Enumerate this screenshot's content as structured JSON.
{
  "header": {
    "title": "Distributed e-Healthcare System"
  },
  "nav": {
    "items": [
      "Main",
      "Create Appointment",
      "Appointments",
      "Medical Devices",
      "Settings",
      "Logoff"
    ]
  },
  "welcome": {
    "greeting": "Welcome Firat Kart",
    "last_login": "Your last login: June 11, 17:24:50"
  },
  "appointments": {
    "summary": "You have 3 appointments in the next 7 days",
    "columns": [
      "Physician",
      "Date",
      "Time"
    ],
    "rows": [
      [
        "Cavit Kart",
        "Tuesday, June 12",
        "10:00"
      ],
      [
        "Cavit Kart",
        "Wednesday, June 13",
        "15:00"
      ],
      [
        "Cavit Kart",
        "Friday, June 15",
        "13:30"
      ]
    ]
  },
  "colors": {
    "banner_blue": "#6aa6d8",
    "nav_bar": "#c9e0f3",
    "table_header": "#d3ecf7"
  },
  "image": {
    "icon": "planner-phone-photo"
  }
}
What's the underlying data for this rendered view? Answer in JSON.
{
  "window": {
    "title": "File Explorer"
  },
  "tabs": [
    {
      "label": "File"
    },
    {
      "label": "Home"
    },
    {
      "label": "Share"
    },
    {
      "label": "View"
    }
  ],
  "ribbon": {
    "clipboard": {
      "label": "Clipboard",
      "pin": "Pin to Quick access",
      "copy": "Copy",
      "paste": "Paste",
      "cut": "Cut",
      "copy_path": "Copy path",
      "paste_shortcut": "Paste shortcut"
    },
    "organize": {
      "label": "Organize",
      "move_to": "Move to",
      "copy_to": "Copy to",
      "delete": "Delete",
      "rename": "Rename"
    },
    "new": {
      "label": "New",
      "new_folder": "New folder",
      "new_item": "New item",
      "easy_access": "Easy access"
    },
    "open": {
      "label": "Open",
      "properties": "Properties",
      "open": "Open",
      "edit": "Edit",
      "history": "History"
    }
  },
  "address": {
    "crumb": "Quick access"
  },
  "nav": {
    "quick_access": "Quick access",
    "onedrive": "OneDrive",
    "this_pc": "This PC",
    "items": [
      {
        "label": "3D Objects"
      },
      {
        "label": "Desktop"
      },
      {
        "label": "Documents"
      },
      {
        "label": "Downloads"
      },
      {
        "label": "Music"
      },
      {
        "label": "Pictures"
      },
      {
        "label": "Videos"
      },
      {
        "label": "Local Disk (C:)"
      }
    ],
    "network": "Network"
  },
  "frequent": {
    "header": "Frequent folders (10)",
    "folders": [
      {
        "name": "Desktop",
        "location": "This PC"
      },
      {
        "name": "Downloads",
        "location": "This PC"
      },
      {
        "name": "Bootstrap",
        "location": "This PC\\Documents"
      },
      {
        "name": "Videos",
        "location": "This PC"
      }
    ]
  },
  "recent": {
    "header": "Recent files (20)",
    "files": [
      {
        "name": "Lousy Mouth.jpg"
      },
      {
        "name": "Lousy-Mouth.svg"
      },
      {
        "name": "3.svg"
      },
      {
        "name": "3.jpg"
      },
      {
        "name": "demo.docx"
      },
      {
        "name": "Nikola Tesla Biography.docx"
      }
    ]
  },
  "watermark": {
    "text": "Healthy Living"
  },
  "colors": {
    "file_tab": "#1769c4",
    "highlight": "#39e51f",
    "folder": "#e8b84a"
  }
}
++++++++
• [PROBLEM]:
Repeat the whole listing exactly, keeping every line intact.

• [FULL ANSWER]:
Enumerate this screenshot's content as structured JSON.
{
  "header": {
    "title": "Distributed e-Healthcare System"
  },
  "nav": {
    "items": [
      "Main",
      "Create Appointment",
      "Appointments",
      "Medical Devices",
      "Settings",
      "Logoff"
    ]
  },
  "welcome": {
    "greeting": "Welcome Firat Kart",
    "last_login": "Your last login: June 11, 17:24:50"
  },
  "appointments": {
    "summary": "You have 3 appointments in the next 7 days",
    "columns": [
      "Physician",
      "Date",
      "Time"
    ],
    "rows": [
      [
        "Cavit Kart",
        "Tuesday, June 12",
        "10:00"
      ],
      [
        "Cavit Kart",
        "Wednesday, June 13",
        "15:00"
      ],
      [
        "Cavit Kart",
        "Friday, June 15",
        "13:30"
      ]
    ]
  },
  "colors": {
    "banner_blue": "#6aa6d8",
    "nav_bar": "#c9e0f3",
    "table_header": "#d3ecf7"
  },
  "image": {
    "icon": "planner-phone-photo"
  }
}
What's the underlying data for this rendered view? Answer in JSON.
{
  "window": {
    "title": "File Explorer"
  },
  "tabs": [
    {
      "label": "File"
    },
    {
      "label": "Home"
    },
    {
      "label": "Share"
    },
    {
      "label": "View"
    }
  ],
  "ribbon": {
    "clipboard": {
      "label": "Clipboard",
      "pin": "Pin to Quick access",
      "copy": "Copy",
      "paste": "Paste",
      "cut": "Cut",
      "copy_path": "Copy path",
      "paste_shortcut": "Paste shortcut"
    },
    "organize": {
      "label": "Organize",
      "move_to": "Move to",
      "copy_to": "Copy to",
      "delete": "Delete",
      "rename": "Rename"
    },
    "new": {
      "label": "New",
      "new_folder": "New folder",
      "new_item": "New item",
      "easy_access": "Easy access"
    },
    "open": {
      "label": "Open",
      "properties": "Properties",
      "open": "Open",
      "edit": "Edit",
      "history": "History"
    }
  },
  "address": {
    "crumb": "Quick access"
  },
  "nav": {
    "quick_access": "Quick access",
    "onedrive": "OneDrive",
    "this_pc": "This PC",
    "items": [
      {
        "label": "3D Objects"
      },
      {
        "label": "Desktop"
      },
      {
        "label": "Documents"
      },
      {
        "label": "Downloads"
      },
      {
        "label": "Music"
      },
      {
        "label": "Pictures"
      },
      {
        "label": "Videos"
      },
      {
        "label": "Local Disk (C:)"
      }
    ],
    "network": "Network"
  },
  "frequent": {
    "header": "Frequent folders (10)",
    "folders": [
      {
        "name": "Desktop",
        "location": "This PC"
      },
      {
        "name": "Downloads",
        "location": "This PC"
      },
      {
        "name": "Bootstrap",
        "location": "This PC\\Documents"
      },
      {
        "name": "Videos",
        "location": "This PC"
      }
    ]
  },
  "recent": {
    "header": "Recent files (20)",
    "files": [
      {
        "name": "Lousy Mouth.jpg"
      },
      {
        "name": "Lousy-Mouth.svg"
      },
      {
        "name": "3.svg"
      },
      {
        "name": "3.jpg"
      },
      {
        "name": "demo.docx"
      },
      {
        "name": "Nikola Tesla Biography.docx"
      }
    ]
  },
  "watermark": {
    "text": "Healthy Living"
  },
  "colors": {
    "file_tab": "#1769c4",
    "highlight": "#39e51f",
    "folder": "#e8b84a"
  }
}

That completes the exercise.